### Stated problem:
Set down each line of the data below exactly as it stands, dropping the pictures.
** START Records supplied **
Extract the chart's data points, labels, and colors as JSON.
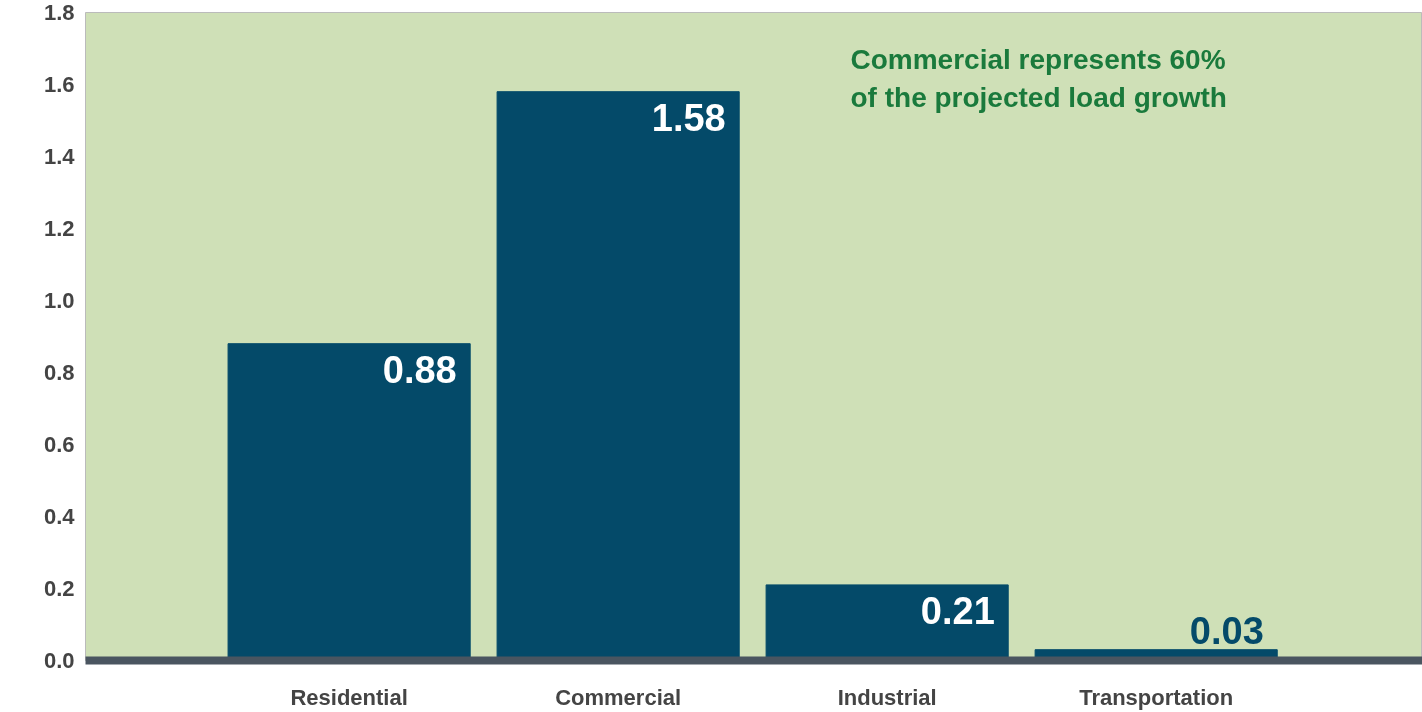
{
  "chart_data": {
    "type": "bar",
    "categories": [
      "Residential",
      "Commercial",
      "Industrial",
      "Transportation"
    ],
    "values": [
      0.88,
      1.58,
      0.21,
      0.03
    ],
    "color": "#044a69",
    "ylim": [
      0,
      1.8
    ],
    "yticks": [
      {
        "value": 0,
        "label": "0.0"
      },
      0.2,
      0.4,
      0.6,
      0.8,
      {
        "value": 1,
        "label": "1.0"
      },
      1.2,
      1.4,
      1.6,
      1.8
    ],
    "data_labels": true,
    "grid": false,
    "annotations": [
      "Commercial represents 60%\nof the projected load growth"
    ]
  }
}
** END Records supplied **
### Result:
Extract the chart's data points, labels, and colors as JSON.
{
  "chart_data": {
    "type": "bar",
    "categories": [
      "Residential",
      "Commercial",
      "Industrial",
      "Transportation"
    ],
    "values": [
      0.88,
      1.58,
      0.21,
      0.03
    ],
    "color": "#044a69",
    "ylim": [
      0,
      1.8
    ],
    "yticks": [
      {
        "value": 0,
        "label": "0.0"
      },
      0.2,
      0.4,
      0.6,
      0.8,
      {
        "value": 1,
        "label": "1.0"
      },
      1.2,
      1.4,
      1.6,
      1.8
    ],
    "data_labels": true,
    "grid": false,
    "annotations": [
      "Commercial represents 60%\nof the projected load growth"
    ]
  }
}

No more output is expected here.